List all lines in the material below that contain "como".
━━━━━ The data ━━━━━
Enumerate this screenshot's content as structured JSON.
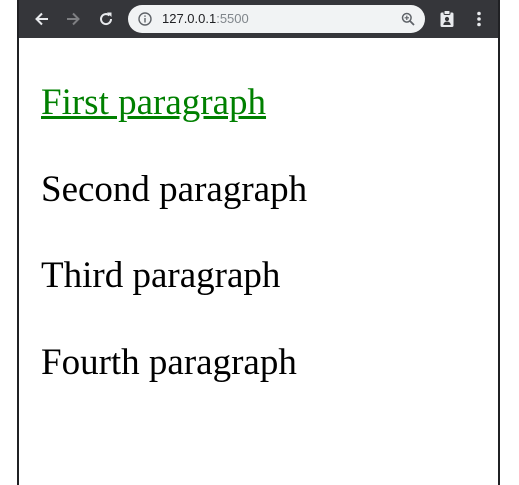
{
  "browser": {
    "url_host": "127.0.0.1",
    "url_port": ":5500",
    "toolbar_color": "#35363a",
    "omnibox_color": "#f1f3f4"
  },
  "icons": {
    "back": "back-arrow-icon",
    "forward": "forward-arrow-icon",
    "reload": "reload-icon",
    "info": "info-icon",
    "zoom": "zoom-icon",
    "extension": "clipboard-extension-icon",
    "menu": "kebab-menu-icon"
  },
  "page": {
    "paragraphs": [
      {
        "text": "First paragraph",
        "color": "#008000",
        "underline": true
      },
      {
        "text": "Second paragraph",
        "color": "#000000"
      },
      {
        "text": "Third paragraph",
        "color": "#000000"
      },
      {
        "text": "Fourth paragraph",
        "color": "#000000"
      }
    ]
  }
}
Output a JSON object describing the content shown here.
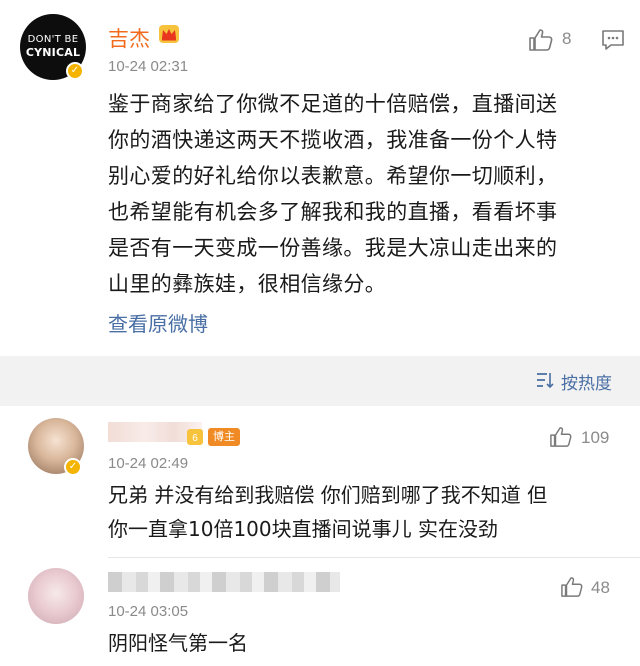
{
  "post": {
    "author_name": "吉杰",
    "avatar_text_line1": "DON'T BE",
    "avatar_text_line2": "CYNICAL",
    "time": "10-24 02:31",
    "like_count": "8",
    "body": "鉴于商家给了你微不足道的十倍赔偿，直播间送\n你的酒快递这两天不揽收酒，我准备一份个人特\n别心爱的好礼给你以表歉意。希望你一切顺利，\n也希望能有机会多了解我和我的直播，看看坏事\n是否有一天变成一份善缘。我是大凉山走出来的\n山里的彝族娃，很相信缘分。",
    "view_original_label": "查看原微博",
    "icons": {
      "verified": "verified-badge-icon",
      "crown": "crown-icon",
      "like": "thumbs-up-icon",
      "comment": "comment-icon"
    },
    "colors": {
      "name": "#f26b1d",
      "link": "#4a6fa5",
      "meta": "#8a8a8a",
      "verified": "#f5b400"
    }
  },
  "sort": {
    "label": "按热度",
    "icon": "sort-icon"
  },
  "comments": [
    {
      "badge_label": "博主",
      "time": "10-24 02:49",
      "like_count": "109",
      "text": "兄弟 并没有给到我赔偿 你们赔到哪了我不知道 但\n你一直拿10倍100块直播间说事儿 实在没劲"
    },
    {
      "time": "10-24 03:05",
      "like_count": "48",
      "text": "阴阳怪气第一名"
    }
  ]
}
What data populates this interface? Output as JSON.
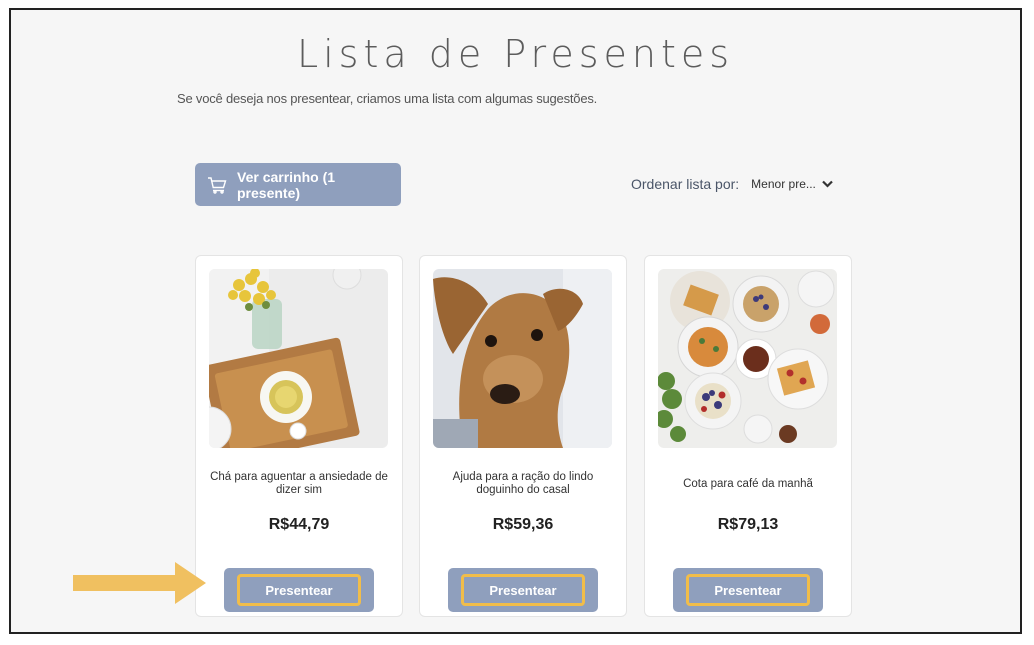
{
  "page": {
    "title": "Lista de Presentes",
    "subtitle": "Se você deseja nos presentear, criamos uma lista com algumas sugestões."
  },
  "cart": {
    "label": "Ver carrinho (1 presente)",
    "icon": "cart-icon"
  },
  "sort": {
    "label": "Ordenar lista por:",
    "selected": "Menor pre...",
    "icon": "chevron-down-icon"
  },
  "products": [
    {
      "name": "Chá para aguentar a ansiedade de dizer sim",
      "price": "R$44,79",
      "button": "Presentear",
      "image": "tea-tray-flowers-photo"
    },
    {
      "name": "Ajuda para a ração do lindo doguinho do casal",
      "price": "R$59,36",
      "button": "Presentear",
      "image": "dog-photo"
    },
    {
      "name": "Cota para café da manhã",
      "price": "R$79,13",
      "button": "Presentear",
      "image": "breakfast-table-photo"
    }
  ],
  "colors": {
    "button": "#8f9fbd",
    "highlight": "#f1bd4a",
    "arrow": "#f0c060"
  }
}
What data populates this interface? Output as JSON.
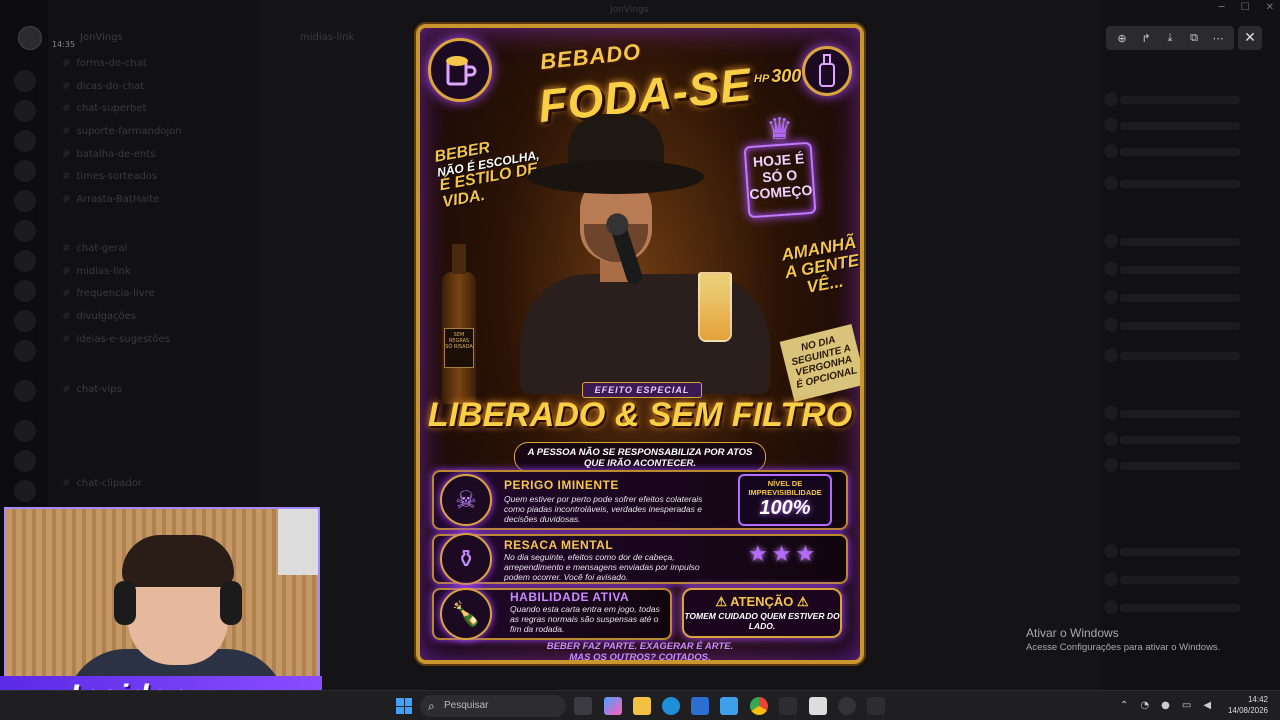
{
  "window": {
    "title": "JonVings"
  },
  "sidebar": {
    "server_name": "JonVings",
    "time": "14:35",
    "channels": [
      "forms-do-chat",
      "dicas-do-chat",
      "chat-superbet",
      "suporte-farmandojon",
      "batalha-de-ents",
      "times-sorteados",
      "Arrasta-BatHalte",
      "chat-geral",
      "midias-link",
      "frequencia-livre",
      "divulgações",
      "ideias-e-sugestões",
      "chat-vips",
      "chat-clipador"
    ]
  },
  "chat_header": {
    "channel": "midias-link"
  },
  "viewer": {
    "icons": [
      "zoom-icon",
      "share-icon",
      "download-icon",
      "open-external-icon",
      "more-icon"
    ],
    "close_icon": "close-icon"
  },
  "card": {
    "title_top": "BEBADO",
    "title_main": "FODA-SE",
    "hp_label": "HP",
    "hp_value": "300",
    "left_slogan_1": "BEBER",
    "left_slogan_2": "NÃO É ESCOLHA,",
    "left_slogan_3": "É ESTILO DE VIDA.",
    "neon_sign": "HOJE É SÓ O COMEÇO",
    "right_slogan": "AMANHÃ A GENTE VÊ...",
    "paper_note": "NO DIA SEGUINTE A VERGONHA É OPCIONAL",
    "bottle_label": "SEM REGRAS SÓ RISADA",
    "effect_label": "EFEITO ESPECIAL",
    "ability_title": "LIBERADO & SEM FILTRO",
    "ability_sub_1": "A PESSOA NÃO SE RESPONSABILIZA POR ATOS",
    "ability_sub_2": "QUE IRÃO ACONTECER.",
    "row1_title": "PERIGO IMINENTE",
    "row1_text": "Quem estiver por perto pode sofrer efeitos colaterais como piadas incontroláveis, verdades inesperadas e decisões duvidosas.",
    "level_label": "NÍVEL DE IMPREVISIBILIDADE",
    "level_value": "100%",
    "row2_title": "RESACA MENTAL",
    "row2_text": "No dia seguinte, efeitos como dor de cabeça, arrependimento e mensagens enviadas por impulso podem ocorrer. Você foi avisado.",
    "stars": "★★★",
    "row3_title": "HABILIDADE ATIVA",
    "row3_text": "Quando esta carta entra em jogo, todas as regras normais são suspensas até o fim da rodada.",
    "attention_title": "⚠ ATENÇÃO ⚠",
    "attention_text": "TOMEM CUIDADO QUEM ESTIVER DO LADO.",
    "footer_1": "BEBER FAZ PARTE. EXAGERAR É ARTE.",
    "footer_2": "MAS OS OUTROS? COITADOS."
  },
  "overlay": {
    "brand": "Insider"
  },
  "activation": {
    "title": "Ativar o Windows",
    "subtitle": "Acesse Configurações para ativar o Windows."
  },
  "taskbar": {
    "search_placeholder": "Pesquisar",
    "time": "14:42",
    "date": "14/08/2026"
  },
  "colors": {
    "gold": "#f5c64a",
    "neon_purple": "#b56bff",
    "taskbar": "#1f1f22"
  }
}
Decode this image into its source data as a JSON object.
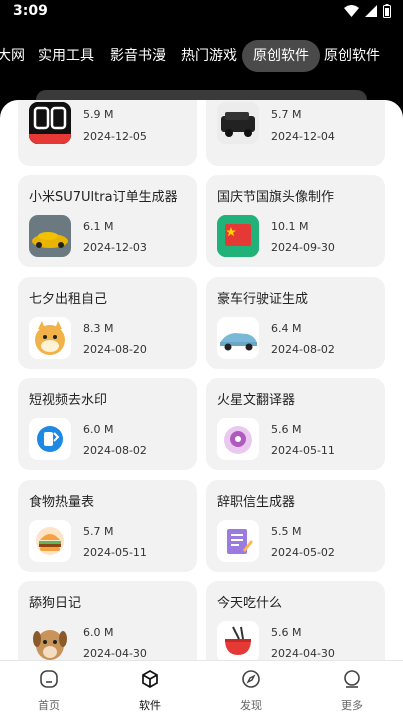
{
  "status": {
    "time": "3:09"
  },
  "tabs": [
    {
      "label": "大网"
    },
    {
      "label": "实用工具"
    },
    {
      "label": "影音书漫"
    },
    {
      "label": "热门游戏"
    },
    {
      "label": "原创软件"
    },
    {
      "label": "原创软件"
    }
  ],
  "cards": [
    {
      "title": "",
      "size": "5.9 M",
      "date": "2024-12-05",
      "icon": "dewu-icon"
    },
    {
      "title": "",
      "size": "5.7 M",
      "date": "2024-12-04",
      "icon": "car-mercedes-icon"
    },
    {
      "title": "小米SU7Ultra订单生成器",
      "size": "6.1 M",
      "date": "2024-12-03",
      "icon": "su7-car-icon"
    },
    {
      "title": "国庆节国旗头像制作",
      "size": "10.1 M",
      "date": "2024-09-30",
      "icon": "china-flag-icon"
    },
    {
      "title": "七夕出租自己",
      "size": "8.3 M",
      "date": "2024-08-20",
      "icon": "doge-icon"
    },
    {
      "title": "豪车行驶证生成",
      "size": "6.4 M",
      "date": "2024-08-02",
      "icon": "sports-car-icon"
    },
    {
      "title": "短视频去水印",
      "size": "6.0 M",
      "date": "2024-08-02",
      "icon": "video-watermark-icon"
    },
    {
      "title": "火星文翻译器",
      "size": "5.6 M",
      "date": "2024-05-11",
      "icon": "alien-icon"
    },
    {
      "title": "食物热量表",
      "size": "5.7 M",
      "date": "2024-05-11",
      "icon": "burger-icon"
    },
    {
      "title": "辞职信生成器",
      "size": "5.5 M",
      "date": "2024-05-02",
      "icon": "letter-icon"
    },
    {
      "title": "舔狗日记",
      "size": "6.0 M",
      "date": "2024-04-30",
      "icon": "dog-icon"
    },
    {
      "title": "今天吃什么",
      "size": "5.6 M",
      "date": "2024-04-30",
      "icon": "noodle-bowl-icon"
    }
  ],
  "nav": [
    {
      "label": "首页",
      "icon": "home-icon"
    },
    {
      "label": "软件",
      "icon": "cube-icon"
    },
    {
      "label": "发现",
      "icon": "compass-icon"
    },
    {
      "label": "更多",
      "icon": "more-icon"
    }
  ]
}
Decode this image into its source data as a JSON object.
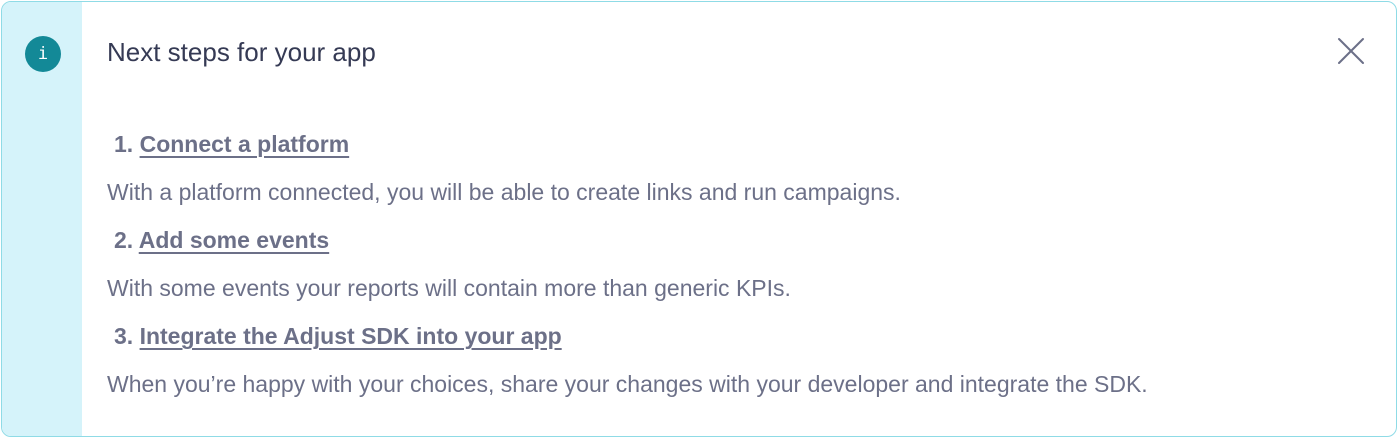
{
  "banner": {
    "icon": "info-icon",
    "icon_glyph": "i",
    "title": "Next steps for your app",
    "close_icon": "close-icon",
    "accent_color": "#138997",
    "rail_color": "#d5f3fa"
  },
  "steps": [
    {
      "number": "1.",
      "link": "Connect a platform",
      "description": "With a platform connected, you will be able to create links and run campaigns."
    },
    {
      "number": "2.",
      "link": "Add some events",
      "description": "With some events your reports will contain more than generic KPIs."
    },
    {
      "number": "3.",
      "link": "Integrate the Adjust SDK into your app",
      "description": "When you’re happy with your choices, share your changes with your developer and integrate the SDK."
    }
  ]
}
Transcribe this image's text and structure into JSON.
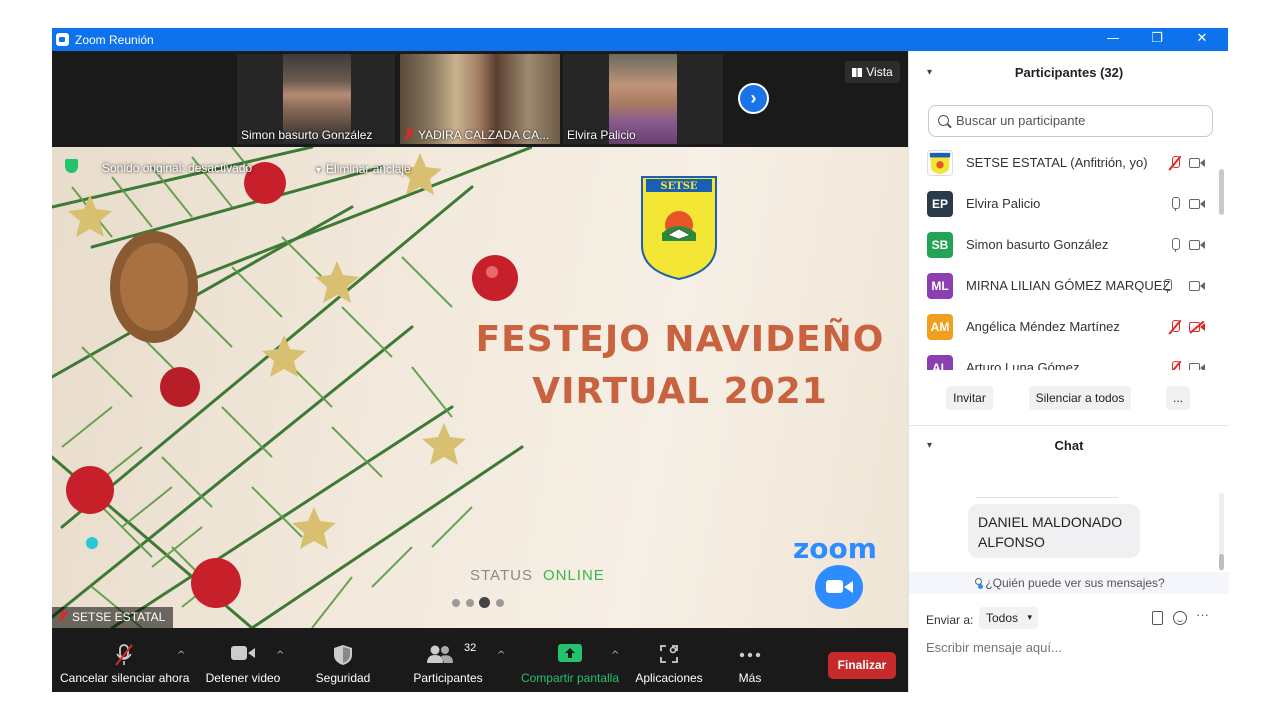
━━━━━
* Reply *
    "row1_text": "Quem estiver por perto pode sofrer efeitos colaterais como piadas incontroláveis, verdades inesperadas e decisões duvidosas.",
    "row2_text": "No dia seguinte, efeitos como dor de cabeça, arrependimento e mensagens enviadas por impulso podem ocorrer. Você foi avisado.",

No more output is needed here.